(Entries from a dataset)
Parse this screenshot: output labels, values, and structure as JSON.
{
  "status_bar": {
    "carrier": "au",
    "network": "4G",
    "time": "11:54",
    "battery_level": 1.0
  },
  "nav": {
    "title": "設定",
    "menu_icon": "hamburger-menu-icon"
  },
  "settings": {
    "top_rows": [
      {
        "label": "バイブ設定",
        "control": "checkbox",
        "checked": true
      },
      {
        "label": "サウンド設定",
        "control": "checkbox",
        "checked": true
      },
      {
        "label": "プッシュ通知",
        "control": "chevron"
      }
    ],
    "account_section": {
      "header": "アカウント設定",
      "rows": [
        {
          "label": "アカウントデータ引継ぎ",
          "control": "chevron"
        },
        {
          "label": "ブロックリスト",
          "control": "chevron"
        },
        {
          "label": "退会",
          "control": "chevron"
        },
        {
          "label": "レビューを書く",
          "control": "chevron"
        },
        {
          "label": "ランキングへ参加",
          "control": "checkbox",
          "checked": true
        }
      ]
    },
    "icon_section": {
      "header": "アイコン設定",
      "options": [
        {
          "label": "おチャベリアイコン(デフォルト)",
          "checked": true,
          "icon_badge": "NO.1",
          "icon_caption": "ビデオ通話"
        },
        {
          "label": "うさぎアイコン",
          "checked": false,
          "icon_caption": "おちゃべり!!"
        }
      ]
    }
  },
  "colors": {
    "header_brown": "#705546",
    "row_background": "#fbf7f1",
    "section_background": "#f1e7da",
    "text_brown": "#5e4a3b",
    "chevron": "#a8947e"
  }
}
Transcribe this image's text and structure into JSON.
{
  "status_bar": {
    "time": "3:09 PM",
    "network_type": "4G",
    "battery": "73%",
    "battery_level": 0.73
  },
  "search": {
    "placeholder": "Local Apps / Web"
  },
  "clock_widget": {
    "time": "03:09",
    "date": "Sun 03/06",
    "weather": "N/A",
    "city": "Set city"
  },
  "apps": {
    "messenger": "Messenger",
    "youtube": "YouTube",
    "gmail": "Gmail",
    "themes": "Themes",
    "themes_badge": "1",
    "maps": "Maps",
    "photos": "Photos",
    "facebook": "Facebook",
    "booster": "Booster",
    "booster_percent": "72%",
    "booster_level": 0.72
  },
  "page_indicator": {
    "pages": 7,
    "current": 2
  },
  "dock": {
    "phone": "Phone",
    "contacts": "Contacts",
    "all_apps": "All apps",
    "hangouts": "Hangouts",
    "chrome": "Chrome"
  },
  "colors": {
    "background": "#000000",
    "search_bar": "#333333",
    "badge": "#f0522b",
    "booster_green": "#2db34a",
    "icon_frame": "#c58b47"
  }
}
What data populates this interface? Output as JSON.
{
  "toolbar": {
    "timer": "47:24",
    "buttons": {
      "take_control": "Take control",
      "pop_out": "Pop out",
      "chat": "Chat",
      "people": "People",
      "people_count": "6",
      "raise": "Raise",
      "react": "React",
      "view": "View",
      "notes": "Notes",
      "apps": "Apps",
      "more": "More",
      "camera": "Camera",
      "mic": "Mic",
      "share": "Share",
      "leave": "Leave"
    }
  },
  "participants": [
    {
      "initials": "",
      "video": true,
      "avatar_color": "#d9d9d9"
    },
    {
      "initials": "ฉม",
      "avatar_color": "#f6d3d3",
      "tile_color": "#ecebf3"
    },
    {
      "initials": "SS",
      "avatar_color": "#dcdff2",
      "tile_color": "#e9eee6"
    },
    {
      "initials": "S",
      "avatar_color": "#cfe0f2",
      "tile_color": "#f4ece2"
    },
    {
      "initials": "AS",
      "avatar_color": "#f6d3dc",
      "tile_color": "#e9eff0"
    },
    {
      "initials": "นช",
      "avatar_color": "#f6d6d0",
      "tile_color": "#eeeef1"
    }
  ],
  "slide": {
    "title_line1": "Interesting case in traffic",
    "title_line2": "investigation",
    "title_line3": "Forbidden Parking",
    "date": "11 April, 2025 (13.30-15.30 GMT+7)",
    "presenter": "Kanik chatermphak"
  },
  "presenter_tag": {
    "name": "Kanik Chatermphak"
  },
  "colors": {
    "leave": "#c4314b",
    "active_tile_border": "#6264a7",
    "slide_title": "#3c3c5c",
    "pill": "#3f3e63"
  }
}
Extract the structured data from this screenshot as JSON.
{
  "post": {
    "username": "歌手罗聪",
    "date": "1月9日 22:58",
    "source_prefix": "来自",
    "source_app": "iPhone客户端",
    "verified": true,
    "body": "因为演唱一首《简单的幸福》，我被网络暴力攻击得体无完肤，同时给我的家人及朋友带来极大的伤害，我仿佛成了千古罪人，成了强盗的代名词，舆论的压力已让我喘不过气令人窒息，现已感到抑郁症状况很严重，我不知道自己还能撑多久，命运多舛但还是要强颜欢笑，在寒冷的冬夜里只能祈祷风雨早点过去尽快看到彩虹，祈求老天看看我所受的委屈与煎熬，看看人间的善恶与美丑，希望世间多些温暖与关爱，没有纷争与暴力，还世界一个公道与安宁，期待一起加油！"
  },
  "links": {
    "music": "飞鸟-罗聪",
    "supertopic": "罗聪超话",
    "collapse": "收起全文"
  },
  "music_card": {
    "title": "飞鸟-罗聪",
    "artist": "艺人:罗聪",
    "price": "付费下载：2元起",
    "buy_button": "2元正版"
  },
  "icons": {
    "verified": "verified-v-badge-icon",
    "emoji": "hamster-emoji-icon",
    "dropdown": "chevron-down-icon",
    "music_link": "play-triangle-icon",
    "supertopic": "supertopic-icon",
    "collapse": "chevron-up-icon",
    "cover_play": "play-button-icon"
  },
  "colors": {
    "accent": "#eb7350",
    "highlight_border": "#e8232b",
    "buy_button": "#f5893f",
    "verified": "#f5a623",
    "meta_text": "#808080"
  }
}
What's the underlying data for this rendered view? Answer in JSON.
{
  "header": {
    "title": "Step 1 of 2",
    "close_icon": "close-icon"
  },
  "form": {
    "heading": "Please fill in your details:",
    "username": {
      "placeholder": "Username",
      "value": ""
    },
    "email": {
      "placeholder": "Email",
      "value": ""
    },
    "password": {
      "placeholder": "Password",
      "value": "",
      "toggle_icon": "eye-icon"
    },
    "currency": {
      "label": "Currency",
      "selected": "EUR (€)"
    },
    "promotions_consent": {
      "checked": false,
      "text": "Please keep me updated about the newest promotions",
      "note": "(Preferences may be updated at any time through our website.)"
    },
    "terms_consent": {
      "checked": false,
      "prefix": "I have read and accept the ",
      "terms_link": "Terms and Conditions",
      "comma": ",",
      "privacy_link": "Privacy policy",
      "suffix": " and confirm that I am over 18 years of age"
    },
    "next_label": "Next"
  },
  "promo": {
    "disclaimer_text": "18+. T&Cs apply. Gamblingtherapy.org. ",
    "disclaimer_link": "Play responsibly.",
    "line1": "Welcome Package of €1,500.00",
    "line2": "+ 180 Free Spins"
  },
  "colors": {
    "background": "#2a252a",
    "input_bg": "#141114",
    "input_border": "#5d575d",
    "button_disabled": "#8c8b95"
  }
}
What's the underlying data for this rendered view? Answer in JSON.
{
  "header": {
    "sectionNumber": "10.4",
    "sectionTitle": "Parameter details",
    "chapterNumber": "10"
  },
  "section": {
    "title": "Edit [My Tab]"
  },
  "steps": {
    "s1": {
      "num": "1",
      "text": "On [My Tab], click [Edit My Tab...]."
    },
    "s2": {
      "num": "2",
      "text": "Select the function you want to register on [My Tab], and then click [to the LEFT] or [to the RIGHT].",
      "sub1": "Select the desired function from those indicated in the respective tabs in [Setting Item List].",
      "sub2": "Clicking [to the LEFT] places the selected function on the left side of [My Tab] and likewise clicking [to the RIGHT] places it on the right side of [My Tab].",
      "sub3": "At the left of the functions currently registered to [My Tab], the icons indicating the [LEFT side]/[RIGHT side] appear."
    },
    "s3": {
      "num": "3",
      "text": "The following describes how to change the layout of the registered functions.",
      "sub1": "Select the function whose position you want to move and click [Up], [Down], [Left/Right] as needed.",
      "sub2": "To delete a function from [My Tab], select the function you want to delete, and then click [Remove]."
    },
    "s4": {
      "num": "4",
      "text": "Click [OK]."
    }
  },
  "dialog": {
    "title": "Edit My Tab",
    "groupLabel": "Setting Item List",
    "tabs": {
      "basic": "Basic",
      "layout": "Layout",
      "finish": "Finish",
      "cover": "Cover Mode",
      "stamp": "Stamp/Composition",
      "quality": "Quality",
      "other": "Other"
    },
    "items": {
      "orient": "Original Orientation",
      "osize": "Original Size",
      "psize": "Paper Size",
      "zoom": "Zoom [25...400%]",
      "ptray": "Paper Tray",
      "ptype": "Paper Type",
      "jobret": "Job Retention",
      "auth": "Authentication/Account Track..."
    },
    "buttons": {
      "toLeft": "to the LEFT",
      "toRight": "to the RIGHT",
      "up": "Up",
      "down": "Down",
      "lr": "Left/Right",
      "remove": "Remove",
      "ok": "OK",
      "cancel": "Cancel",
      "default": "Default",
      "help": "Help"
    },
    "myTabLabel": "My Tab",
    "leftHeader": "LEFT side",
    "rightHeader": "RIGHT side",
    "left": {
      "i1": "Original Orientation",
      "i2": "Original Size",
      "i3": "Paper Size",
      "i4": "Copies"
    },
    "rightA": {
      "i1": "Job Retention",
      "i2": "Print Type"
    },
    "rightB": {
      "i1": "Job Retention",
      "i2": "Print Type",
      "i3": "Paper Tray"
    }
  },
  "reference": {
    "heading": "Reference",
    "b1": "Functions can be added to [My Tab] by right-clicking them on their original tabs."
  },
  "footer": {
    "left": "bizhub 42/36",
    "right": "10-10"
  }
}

_Request:_ Return every line holding the word "details" from the records.

_Task output:_
    "heading": "Please fill in your details:",
    "sectionTitle": "Parameter details",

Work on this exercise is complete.